## RECORDS FOR PROCESSING
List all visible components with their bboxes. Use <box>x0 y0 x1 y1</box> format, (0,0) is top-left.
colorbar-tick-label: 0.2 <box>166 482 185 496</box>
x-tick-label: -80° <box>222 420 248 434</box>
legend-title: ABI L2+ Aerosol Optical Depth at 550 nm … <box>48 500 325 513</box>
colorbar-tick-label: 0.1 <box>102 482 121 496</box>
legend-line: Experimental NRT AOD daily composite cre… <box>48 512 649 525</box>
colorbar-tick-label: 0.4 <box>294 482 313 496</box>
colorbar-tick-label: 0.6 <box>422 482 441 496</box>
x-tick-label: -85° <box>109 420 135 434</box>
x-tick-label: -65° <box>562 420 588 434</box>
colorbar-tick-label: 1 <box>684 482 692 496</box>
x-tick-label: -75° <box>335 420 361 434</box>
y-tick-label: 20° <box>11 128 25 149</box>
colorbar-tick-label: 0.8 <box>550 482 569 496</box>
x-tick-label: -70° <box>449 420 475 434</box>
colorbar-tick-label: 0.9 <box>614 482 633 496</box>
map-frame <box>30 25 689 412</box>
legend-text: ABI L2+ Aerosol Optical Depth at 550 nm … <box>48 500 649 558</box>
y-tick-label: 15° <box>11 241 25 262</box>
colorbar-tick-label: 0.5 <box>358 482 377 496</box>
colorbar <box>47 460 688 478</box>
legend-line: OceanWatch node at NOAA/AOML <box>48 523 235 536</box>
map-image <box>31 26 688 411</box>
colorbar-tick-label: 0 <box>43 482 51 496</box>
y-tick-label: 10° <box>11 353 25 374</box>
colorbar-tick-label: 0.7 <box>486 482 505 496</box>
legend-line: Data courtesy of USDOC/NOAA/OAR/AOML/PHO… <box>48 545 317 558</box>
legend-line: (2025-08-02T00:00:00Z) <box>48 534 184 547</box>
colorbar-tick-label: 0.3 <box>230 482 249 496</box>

## GIVEN EXERCISE
Please rewrite the records above, putting "legend-entry" in place of every "legend-line" and keeping everything else the same.

## ANSWER FOR THE TASK
List all visible components with their bboxes. Use <box>x0 y0 x1 y1</box> format, (0,0) is top-left.
colorbar-tick-label: 0.2 <box>166 482 185 496</box>
x-tick-label: -80° <box>222 420 248 434</box>
legend-title: ABI L2+ Aerosol Optical Depth at 550 nm … <box>48 500 325 513</box>
colorbar-tick-label: 0.1 <box>102 482 121 496</box>
legend-entry: Experimental NRT AOD daily composite cre… <box>48 512 649 525</box>
colorbar-tick-label: 0.4 <box>294 482 313 496</box>
colorbar-tick-label: 0.6 <box>422 482 441 496</box>
x-tick-label: -85° <box>109 420 135 434</box>
x-tick-label: -65° <box>562 420 588 434</box>
colorbar-tick-label: 1 <box>684 482 692 496</box>
x-tick-label: -75° <box>335 420 361 434</box>
y-tick-label: 20° <box>11 128 25 149</box>
colorbar-tick-label: 0.8 <box>550 482 569 496</box>
x-tick-label: -70° <box>449 420 475 434</box>
colorbar-tick-label: 0.9 <box>614 482 633 496</box>
map-frame <box>30 25 689 412</box>
legend-text: ABI L2+ Aerosol Optical Depth at 550 nm … <box>48 500 649 558</box>
y-tick-label: 15° <box>11 241 25 262</box>
colorbar-tick-label: 0.5 <box>358 482 377 496</box>
colorbar <box>47 460 688 478</box>
legend-entry: OceanWatch node at NOAA/AOML <box>48 523 235 536</box>
map-image <box>31 26 688 411</box>
colorbar-tick-label: 0 <box>43 482 51 496</box>
y-tick-label: 10° <box>11 353 25 374</box>
colorbar-tick-label: 0.7 <box>486 482 505 496</box>
legend-entry: Data courtesy of USDOC/NOAA/OAR/AOML/PHO… <box>48 545 317 558</box>
legend-entry: (2025-08-02T00:00:00Z) <box>48 534 184 547</box>
colorbar-tick-label: 0.3 <box>230 482 249 496</box>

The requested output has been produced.